*TASK OBJECTIVE:* Transcribe all the entries word for word, skipping the pictures.

*SUPPLIED RECORDS:*
──────

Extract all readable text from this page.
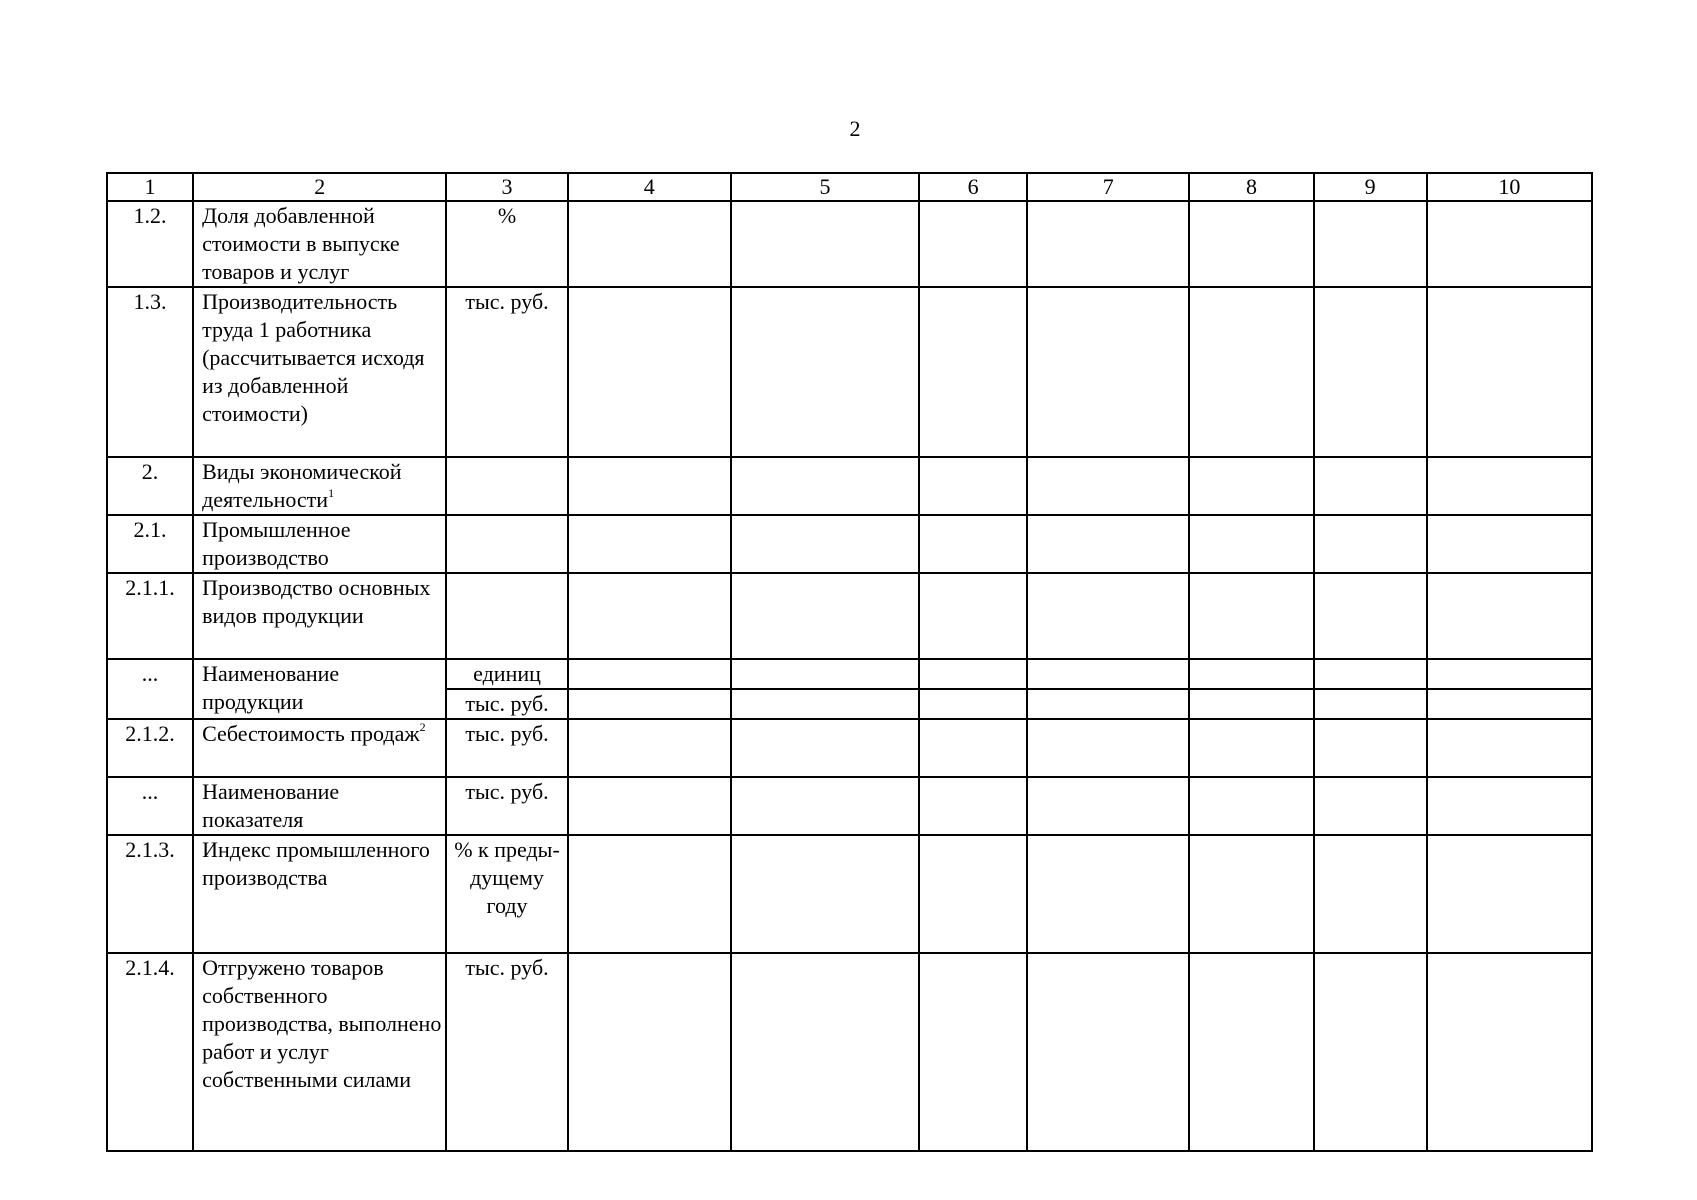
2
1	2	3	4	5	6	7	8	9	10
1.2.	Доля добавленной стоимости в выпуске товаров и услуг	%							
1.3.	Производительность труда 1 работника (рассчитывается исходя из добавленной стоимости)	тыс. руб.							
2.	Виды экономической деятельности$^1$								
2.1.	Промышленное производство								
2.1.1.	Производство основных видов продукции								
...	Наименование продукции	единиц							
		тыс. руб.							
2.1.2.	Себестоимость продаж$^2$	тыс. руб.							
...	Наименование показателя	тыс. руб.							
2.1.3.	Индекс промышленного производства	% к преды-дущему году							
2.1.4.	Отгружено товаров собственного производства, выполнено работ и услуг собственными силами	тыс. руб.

──────

*RESPONSE TO THE EXERCISE:*
Extract all readable text from this page.
2
1	2	3	4	5	6	7	8	9	10
1.2.	Доля добавленной стоимости в выпуске товаров и услуг	%							
1.3.	Производительность труда 1 работника (рассчитывается исходя из добавленной стоимости)	тыс. руб.							
2.	Виды экономической деятельности$^1$								
2.1.	Промышленное производство								
2.1.1.	Производство основных видов продукции								
...	Наименование продукции	единиц							
		тыс. руб.							
2.1.2.	Себестоимость продаж$^2$	тыс. руб.							
...	Наименование показателя	тыс. руб.							
2.1.3.	Индекс промышленного производства	% к преды-дущему году							
2.1.4.	Отгружено товаров собственного производства, выполнено работ и услуг собственными силами	тыс. руб.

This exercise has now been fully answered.